Wu-Tang Clan solo chronology
| Legend of the Liquid Sword (2002) | The Movement (2003) | Birth of a Prince (2003) |

= The Movement (Inspectah Deck album) =

The Movement is the second studio album by American rapper and Wu-Tang Clan member Inspectah Deck. It was released on June 10, 2003 through Koch Records. Production was handled by Phantom of the Beats, Ayatollah, Arabian Knight and Falling Down, with Inspectah Deck serving as executive producer and Saadiq Busby as associate executive producer. It features guest appearances from Killa Sin, Kool G Rap, Mojehan and Streetlife. The album peaked at number 137 on the Billboard 200 and number 29 on the Top R&B/Hip-Hop Albums in the United States.

Supplied information:
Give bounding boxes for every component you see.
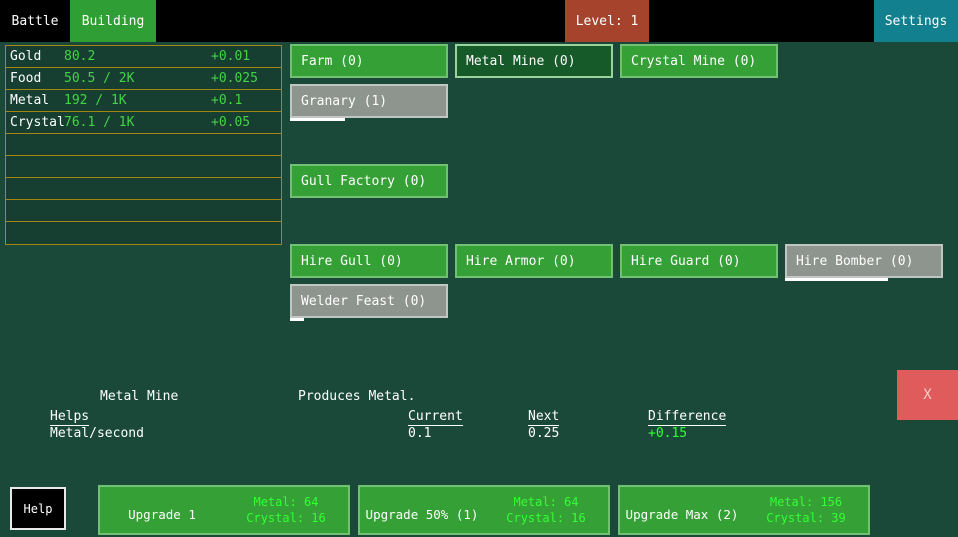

Task 1: According to the text on The Movement, on what date was the album released?
Task 2: Return the part of the text on The Movement that opens with the words containing "The Movement is" and closes with "the United States.".
Task 3: Check each statement against the text on The Movement and answer yes or no, quoting the words that decide it: (a) The album was released through Koch Records. (b) The album peaked at number 29 on the Billboard 200. (c) Inspectah Deck was the associate executive producer.

Problem solution 1: June 10, 2003

Problem solution 2:
The Movement is the second studio album by American rapper and Wu-Tang Clan member Inspectah Deck. It was released on June 10, 2003 through Koch Records. Production was handled by Phantom of the Beats, Ayatollah, Arabian Knight and Falling Down, with Inspectah Deck serving as executive producer and Saadiq Busby as associate executive producer. It features guest appearances from Killa Sin, Kool G Rap, Mojehan and Streetlife. The album peaked at number 137 on the Billboard 200 and number 29 on the Top R&B/Hip-Hop Albums in the United States.

Problem solution 3:
(a) Yes: "It was released on June 10, 2003 through Koch Records."
(b) No: "The album peaked at number 137 on the Billboard 200"
(c) No: "with Inspectah Deck serving as executive producer and Saadiq Busby as associate executive producer"